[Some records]

** Start **

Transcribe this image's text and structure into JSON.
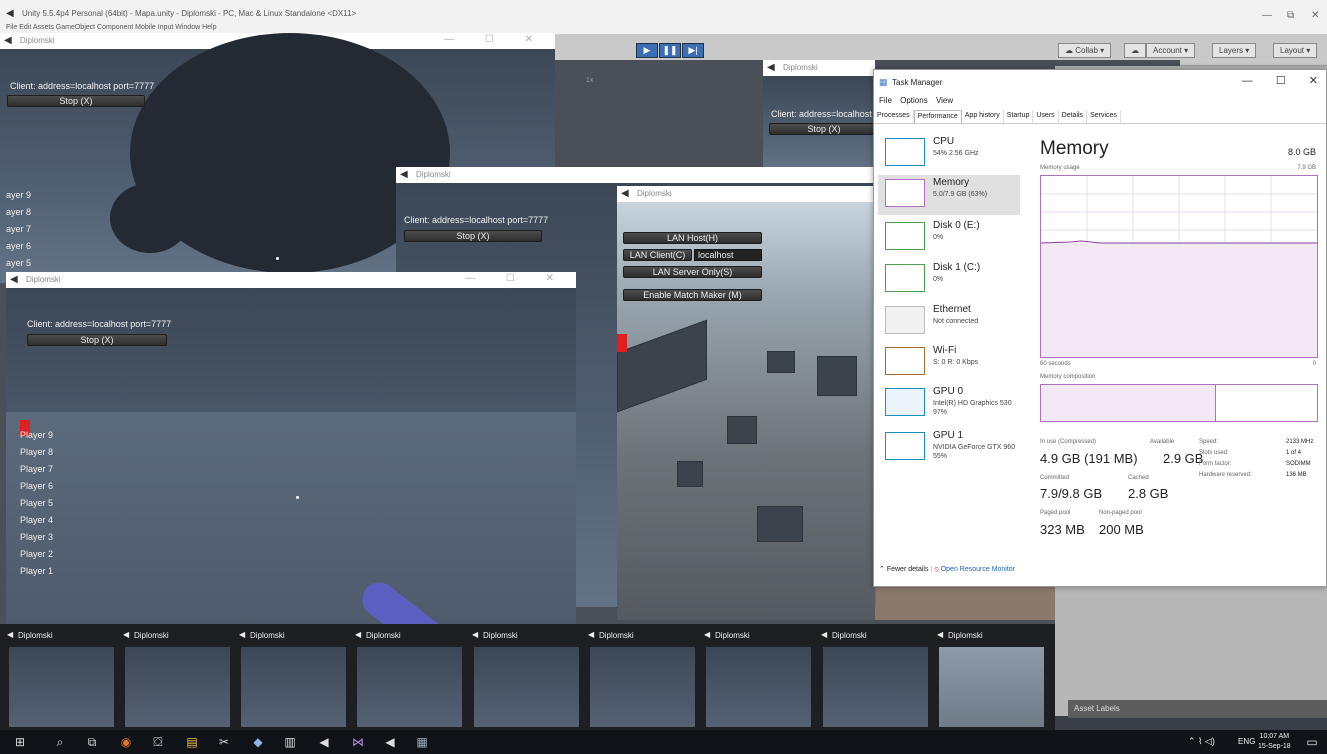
{
  "unity": {
    "title": "Unity 5.5.4p4 Personal (64bit) - Mapa.unity - Diplomski - PC, Mac & Linux Standalone <DX11>",
    "menu": "File  Edit  Assets  GameObject  Component  Mobile Input  Window  Help",
    "collab": "Collab",
    "account": "Account",
    "layers": "Layers",
    "layout": "Layout",
    "asset_labels": "Asset Labels",
    "scale": "1x"
  },
  "game": {
    "window_title": "Diplomski",
    "client_text": "Client: address=localhost port=7777",
    "client_text_cut": "Client: address=localhost",
    "stop_btn": "Stop (X)",
    "lan_host": "LAN Host(H)",
    "lan_client": "LAN Client(C)",
    "lan_client_field": "localhost",
    "lan_server": "LAN Server Only(S)",
    "match_maker": "Enable Match Maker (M)",
    "players": [
      "Player 9",
      "Player 8",
      "Player 7",
      "Player 6",
      "Player 5",
      "Player 4",
      "Player 3",
      "Player 2",
      "Player 1"
    ],
    "players_cut": [
      "ayer 9",
      "ayer 8",
      "ayer 7",
      "ayer 6",
      "ayer 5"
    ]
  },
  "taskmgr": {
    "title": "Task Manager",
    "menu": [
      "File",
      "Options",
      "View"
    ],
    "tabs": [
      "Processes",
      "Performance",
      "App history",
      "Startup",
      "Users",
      "Details",
      "Services"
    ],
    "resources": [
      {
        "name": "CPU",
        "sub": "54% 2.56 GHz"
      },
      {
        "name": "Memory",
        "sub": "5.0/7.9 GB (63%)"
      },
      {
        "name": "Disk 0 (E:)",
        "sub": "0%"
      },
      {
        "name": "Disk 1 (C:)",
        "sub": "0%"
      },
      {
        "name": "Ethernet",
        "sub": "Not connected"
      },
      {
        "name": "Wi-Fi",
        "sub": "S: 0 R: 0 Kbps"
      },
      {
        "name": "GPU 0",
        "sub": "Intel(R) HD Graphics 530 97%"
      },
      {
        "name": "GPU 1",
        "sub": "NVIDIA GeForce GTX 960 55%"
      }
    ],
    "memory_title": "Memory",
    "memory_total": "8.0 GB",
    "memory_usage_label": "Memory usage",
    "memory_usage_max": "7.9 GB",
    "graph_left": "60 seconds",
    "graph_right": "0",
    "composition_label": "Memory composition",
    "in_use_label": "In use (Compressed)",
    "in_use_value": "4.9 GB (191 MB)",
    "available_label": "Available",
    "available_value": "2.9 GB",
    "committed_label": "Committed",
    "committed_value": "7.9/9.8 GB",
    "cached_label": "Cached",
    "cached_value": "2.8 GB",
    "paged_label": "Paged pool",
    "paged_value": "323 MB",
    "nonpaged_label": "Non-paged pool",
    "nonpaged_value": "200 MB",
    "speed_label": "Speed:",
    "speed_value": "2133 MHz",
    "slots_label": "Slots used:",
    "slots_value": "1 of 4",
    "form_label": "Form factor:",
    "form_value": "SODIMM",
    "hwres_label": "Hardware reserved:",
    "hwres_value": "136 MB",
    "fewer_details": "Fewer details",
    "open_monitor": "Open Resource Monitor"
  },
  "thumbs": [
    "Diplomski",
    "Diplomski",
    "Diplomski",
    "Diplomski",
    "Diplomski",
    "Diplomski",
    "Diplomski",
    "Diplomski",
    "Diplomski"
  ],
  "tray": {
    "lang": "ENG",
    "time": "10:07 AM",
    "date": "15-Sep-18"
  },
  "colors": {
    "unity_play": "#3b6eb5",
    "memory_accent": "#b06fbf",
    "cpu_accent": "#1b8fc4",
    "disk_accent": "#4ca14a",
    "wifi_accent": "#a86f24"
  }
}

** End **

YOUR INSTRUCTIONS:
Repeat the data in full and exactly. Omit pictures.

CORRECT OUTPUT:
Transcribe this image's text and structure into JSON.
{
  "unity": {
    "title": "Unity 5.5.4p4 Personal (64bit) - Mapa.unity - Diplomski - PC, Mac & Linux Standalone <DX11>",
    "menu": "File  Edit  Assets  GameObject  Component  Mobile Input  Window  Help",
    "collab": "Collab",
    "account": "Account",
    "layers": "Layers",
    "layout": "Layout",
    "asset_labels": "Asset Labels",
    "scale": "1x"
  },
  "game": {
    "window_title": "Diplomski",
    "client_text": "Client: address=localhost port=7777",
    "client_text_cut": "Client: address=localhost",
    "stop_btn": "Stop (X)",
    "lan_host": "LAN Host(H)",
    "lan_client": "LAN Client(C)",
    "lan_client_field": "localhost",
    "lan_server": "LAN Server Only(S)",
    "match_maker": "Enable Match Maker (M)",
    "players": [
      "Player 9",
      "Player 8",
      "Player 7",
      "Player 6",
      "Player 5",
      "Player 4",
      "Player 3",
      "Player 2",
      "Player 1"
    ],
    "players_cut": [
      "ayer 9",
      "ayer 8",
      "ayer 7",
      "ayer 6",
      "ayer 5"
    ]
  },
  "taskmgr": {
    "title": "Task Manager",
    "menu": [
      "File",
      "Options",
      "View"
    ],
    "tabs": [
      "Processes",
      "Performance",
      "App history",
      "Startup",
      "Users",
      "Details",
      "Services"
    ],
    "resources": [
      {
        "name": "CPU",
        "sub": "54% 2.56 GHz"
      },
      {
        "name": "Memory",
        "sub": "5.0/7.9 GB (63%)"
      },
      {
        "name": "Disk 0 (E:)",
        "sub": "0%"
      },
      {
        "name": "Disk 1 (C:)",
        "sub": "0%"
      },
      {
        "name": "Ethernet",
        "sub": "Not connected"
      },
      {
        "name": "Wi-Fi",
        "sub": "S: 0 R: 0 Kbps"
      },
      {
        "name": "GPU 0",
        "sub": "Intel(R) HD Graphics 530 97%"
      },
      {
        "name": "GPU 1",
        "sub": "NVIDIA GeForce GTX 960 55%"
      }
    ],
    "memory_title": "Memory",
    "memory_total": "8.0 GB",
    "memory_usage_label": "Memory usage",
    "memory_usage_max": "7.9 GB",
    "graph_left": "60 seconds",
    "graph_right": "0",
    "composition_label": "Memory composition",
    "in_use_label": "In use (Compressed)",
    "in_use_value": "4.9 GB (191 MB)",
    "available_label": "Available",
    "available_value": "2.9 GB",
    "committed_label": "Committed",
    "committed_value": "7.9/9.8 GB",
    "cached_label": "Cached",
    "cached_value": "2.8 GB",
    "paged_label": "Paged pool",
    "paged_value": "323 MB",
    "nonpaged_label": "Non-paged pool",
    "nonpaged_value": "200 MB",
    "speed_label": "Speed:",
    "speed_value": "2133 MHz",
    "slots_label": "Slots used:",
    "slots_value": "1 of 4",
    "form_label": "Form factor:",
    "form_value": "SODIMM",
    "hwres_label": "Hardware reserved:",
    "hwres_value": "136 MB",
    "fewer_details": "Fewer details",
    "open_monitor": "Open Resource Monitor"
  },
  "thumbs": [
    "Diplomski",
    "Diplomski",
    "Diplomski",
    "Diplomski",
    "Diplomski",
    "Diplomski",
    "Diplomski",
    "Diplomski",
    "Diplomski"
  ],
  "tray": {
    "lang": "ENG",
    "time": "10:07 AM",
    "date": "15-Sep-18"
  },
  "colors": {
    "unity_play": "#3b6eb5",
    "memory_accent": "#b06fbf",
    "cpu_accent": "#1b8fc4",
    "disk_accent": "#4ca14a",
    "wifi_accent": "#a86f24"
  }
}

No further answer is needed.